-- start --

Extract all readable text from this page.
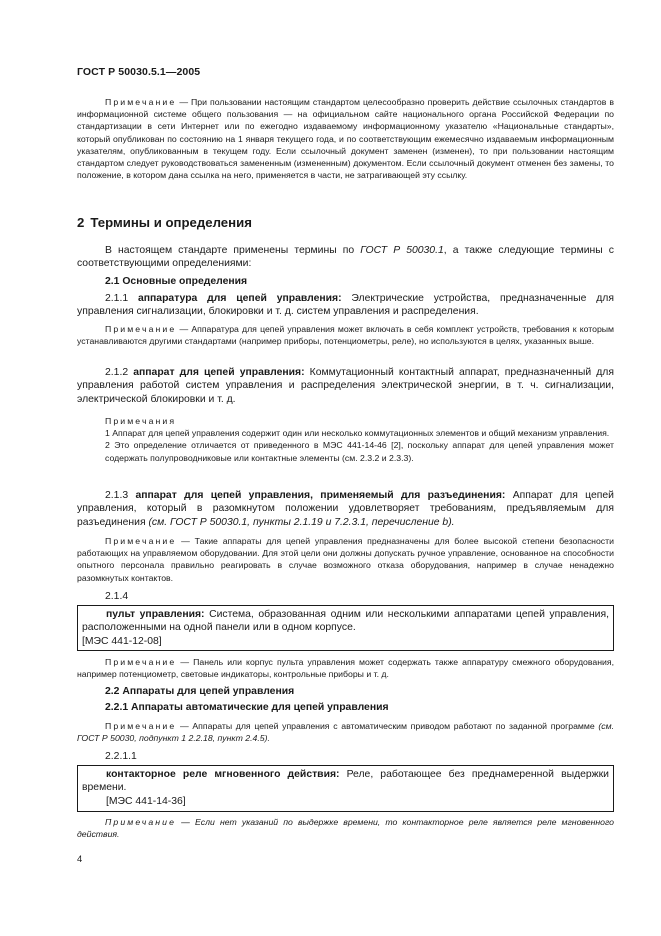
ГОСТ Р 50030.5.1—2005
Примечание — При пользовании настоящим стандартом целесообразно проверить действие ссылочных стандартов в информационной системе общего пользования — на официальном сайте национального органа Российской Федерации по стандартизации в сети Интернет или по ежегодно издаваемому информационному указателю «Национальные стандарты», который опубликован по состоянию на 1 января текущего года, и по соответствующим ежемесячно издаваемым информационным указателям, опубликованным в текущем году. Если ссылочный документ заменен (изменен), то при пользовании настоящим стандартом следует руководствоваться замененным (измененным) документом. Если ссылочный документ отменен без замены, то положение, в котором дана ссылка на него, применяется в части, не затрагивающей эту ссылку.
2 Термины и определения
В настоящем стандарте применены термины по ГОСТ Р 50030.1, а также следующие термины с соответствующими определениями:
2.1 Основные определения
2.1.1 аппаратура для цепей управления: Электрические устройства, предназначенные для управления сигнализации, блокировки и т. д. систем управления и распределения.
Примечание — Аппаратура для цепей управления может включать в себя комплект устройств, требования к которым устанавливаются другими стандартами (например приборы, потенциометры, реле), но используются в целях, указанных выше.
2.1.2 аппарат для цепей управления: Коммутационный контактный аппарат, предназначенный для управления работой систем управления и распределения электрической энергии, в т. ч. сигнализации, электрической блокировки и т. д.
Примечания
1 Аппарат для цепей управления содержит один или несколько коммутационных элементов и общий механизм управления.
2 Это определение отличается от приведенного в МЭС 441-14-46 [2], поскольку аппарат для цепей управления может содержать полупроводниковые или контактные элементы (см. 2.3.2 и 2.3.3).
2.1.3 аппарат для цепей управления, применяемый для разъединения: Аппарат для цепей управления, который в разомкнутом положении удовлетворяет требованиям, предъявляемым для разъединения (см. ГОСТ Р 50030.1, пункты 2.1.19 и 7.2.3.1, перечисление b).
Примечание — Такие аппараты для цепей управления предназначены для более высокой степени безопасности работающих на управляемом оборудовании. Для этой цели они должны допускать ручное управление, основанное на способности опытного персонала правильно реагировать в случае возможного отказа оборудования, например в случае ненадежно разомкнутых контактов.
2.1.4
пульт управления: Система, образованная одним или несколькими аппаратами цепей управления, расположенными на одной панели или в одном корпусе.
[МЭС 441-12-08]
Примечание — Панель или корпус пульта управления может содержать также аппаратуру смежного оборудования, например потенциометр, световые индикаторы, контрольные приборы и т. д.
2.2 Аппараты для цепей управления
2.2.1 Аппараты автоматические для цепей управления
Примечание — Аппараты для цепей управления с автоматическим приводом работают по заданной программе (см. ГОСТ Р 50030, подпункт 1 2.2.18, пункт 2.4.5).
2.2.1.1
контакторное реле мгновенного действия: Реле, работающее без преднамеренной выдержки времени.
[МЭС 441-14-36]
Примечание — Если нет указаний по выдержке времени, то контакторное реле является реле мгновенного действия.
4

-- end --

(Goal) Without the pictures, restate each entry exactly.

(The solution)
Extract all readable text from this page.
ГОСТ Р 50030.5.1—2005
Примечание — При пользовании настоящим стандартом целесообразно проверить действие ссылочных стандартов в информационной системе общего пользования — на официальном сайте национального органа Российской Федерации по стандартизации в сети Интернет или по ежегодно издаваемому информационному указателю «Национальные стандарты», который опубликован по состоянию на 1 января текущего года, и по соответствующим ежемесячно издаваемым информационным указателям, опубликованным в текущем году. Если ссылочный документ заменен (изменен), то при пользовании настоящим стандартом следует руководствоваться замененным (измененным) документом. Если ссылочный документ отменен без замены, то положение, в котором дана ссылка на него, применяется в части, не затрагивающей эту ссылку.
2 Термины и определения
В настоящем стандарте применены термины по ГОСТ Р 50030.1, а также следующие термины с соответствующими определениями:
2.1 Основные определения
2.1.1 аппаратура для цепей управления: Электрические устройства, предназначенные для управления сигнализации, блокировки и т. д. систем управления и распределения.
Примечание — Аппаратура для цепей управления может включать в себя комплект устройств, требования к которым устанавливаются другими стандартами (например приборы, потенциометры, реле), но используются в целях, указанных выше.
2.1.2 аппарат для цепей управления: Коммутационный контактный аппарат, предназначенный для управления работой систем управления и распределения электрической энергии, в т. ч. сигнализации, электрической блокировки и т. д.
Примечания
1 Аппарат для цепей управления содержит один или несколько коммутационных элементов и общий механизм управления.
2 Это определение отличается от приведенного в МЭС 441-14-46 [2], поскольку аппарат для цепей управления может содержать полупроводниковые или контактные элементы (см. 2.3.2 и 2.3.3).
2.1.3 аппарат для цепей управления, применяемый для разъединения: Аппарат для цепей управления, который в разомкнутом положении удовлетворяет требованиям, предъявляемым для разъединения (см. ГОСТ Р 50030.1, пункты 2.1.19 и 7.2.3.1, перечисление b).
Примечание — Такие аппараты для цепей управления предназначены для более высокой степени безопасности работающих на управляемом оборудовании. Для этой цели они должны допускать ручное управление, основанное на способности опытного персонала правильно реагировать в случае возможного отказа оборудования, например в случае ненадежно разомкнутых контактов.
2.1.4
пульт управления: Система, образованная одним или несколькими аппаратами цепей управления, расположенными на одной панели или в одном корпусе.
[МЭС 441-12-08]
Примечание — Панель или корпус пульта управления может содержать также аппаратуру смежного оборудования, например потенциометр, световые индикаторы, контрольные приборы и т. д.
2.2 Аппараты для цепей управления
2.2.1 Аппараты автоматические для цепей управления
Примечание — Аппараты для цепей управления с автоматическим приводом работают по заданной программе (см. ГОСТ Р 50030, подпункт 1 2.2.18, пункт 2.4.5).
2.2.1.1
контакторное реле мгновенного действия: Реле, работающее без преднамеренной выдержки времени.
[МЭС 441-14-36]
Примечание — Если нет указаний по выдержке времени, то контакторное реле является реле мгновенного действия.
4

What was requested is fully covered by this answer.